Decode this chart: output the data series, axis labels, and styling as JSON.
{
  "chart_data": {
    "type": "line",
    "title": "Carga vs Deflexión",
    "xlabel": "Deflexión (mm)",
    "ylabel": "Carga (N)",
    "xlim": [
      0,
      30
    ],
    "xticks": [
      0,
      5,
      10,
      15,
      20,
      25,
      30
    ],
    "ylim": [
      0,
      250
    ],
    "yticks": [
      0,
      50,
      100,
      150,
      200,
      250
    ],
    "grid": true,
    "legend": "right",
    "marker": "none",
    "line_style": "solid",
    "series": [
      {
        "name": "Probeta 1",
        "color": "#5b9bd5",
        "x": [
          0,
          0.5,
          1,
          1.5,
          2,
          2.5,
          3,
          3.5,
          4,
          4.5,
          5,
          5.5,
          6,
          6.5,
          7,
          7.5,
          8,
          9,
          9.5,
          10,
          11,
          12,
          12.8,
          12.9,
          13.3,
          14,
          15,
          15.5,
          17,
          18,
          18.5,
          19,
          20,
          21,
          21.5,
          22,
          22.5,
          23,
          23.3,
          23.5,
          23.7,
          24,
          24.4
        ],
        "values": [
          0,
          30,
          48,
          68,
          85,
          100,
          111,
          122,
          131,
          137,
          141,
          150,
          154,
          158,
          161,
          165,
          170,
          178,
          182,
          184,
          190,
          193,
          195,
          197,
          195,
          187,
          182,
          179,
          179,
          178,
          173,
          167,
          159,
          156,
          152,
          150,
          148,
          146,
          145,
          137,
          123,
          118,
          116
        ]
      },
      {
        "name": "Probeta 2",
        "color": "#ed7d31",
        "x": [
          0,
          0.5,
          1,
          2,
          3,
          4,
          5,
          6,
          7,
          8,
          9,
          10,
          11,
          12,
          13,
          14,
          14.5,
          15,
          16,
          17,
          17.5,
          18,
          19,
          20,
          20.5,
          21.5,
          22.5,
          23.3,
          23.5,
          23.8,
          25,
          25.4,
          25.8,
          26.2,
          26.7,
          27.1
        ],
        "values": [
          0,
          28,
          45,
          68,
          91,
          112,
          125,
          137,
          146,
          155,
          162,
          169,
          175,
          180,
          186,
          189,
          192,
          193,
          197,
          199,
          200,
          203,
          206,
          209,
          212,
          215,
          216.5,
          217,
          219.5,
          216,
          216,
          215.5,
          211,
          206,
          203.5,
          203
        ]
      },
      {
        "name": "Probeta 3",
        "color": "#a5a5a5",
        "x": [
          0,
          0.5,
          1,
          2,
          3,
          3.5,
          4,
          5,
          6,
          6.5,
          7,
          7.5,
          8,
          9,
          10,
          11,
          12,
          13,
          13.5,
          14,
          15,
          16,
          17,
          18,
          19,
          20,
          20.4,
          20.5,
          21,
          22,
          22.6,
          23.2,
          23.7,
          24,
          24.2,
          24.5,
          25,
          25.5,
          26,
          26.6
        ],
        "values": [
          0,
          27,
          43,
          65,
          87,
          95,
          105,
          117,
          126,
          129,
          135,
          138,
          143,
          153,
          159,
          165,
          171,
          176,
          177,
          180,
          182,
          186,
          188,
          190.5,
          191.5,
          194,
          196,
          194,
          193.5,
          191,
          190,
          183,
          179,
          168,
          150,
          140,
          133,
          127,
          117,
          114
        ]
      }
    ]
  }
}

> _AIM OF THE EXERCISE_:
Every line in the data that holds "color" should be copied out.

> _SOLVED PROBLEM_:
        "color": "#5b9bd5",
        "color": "#ed7d31",
        "color": "#a5a5a5",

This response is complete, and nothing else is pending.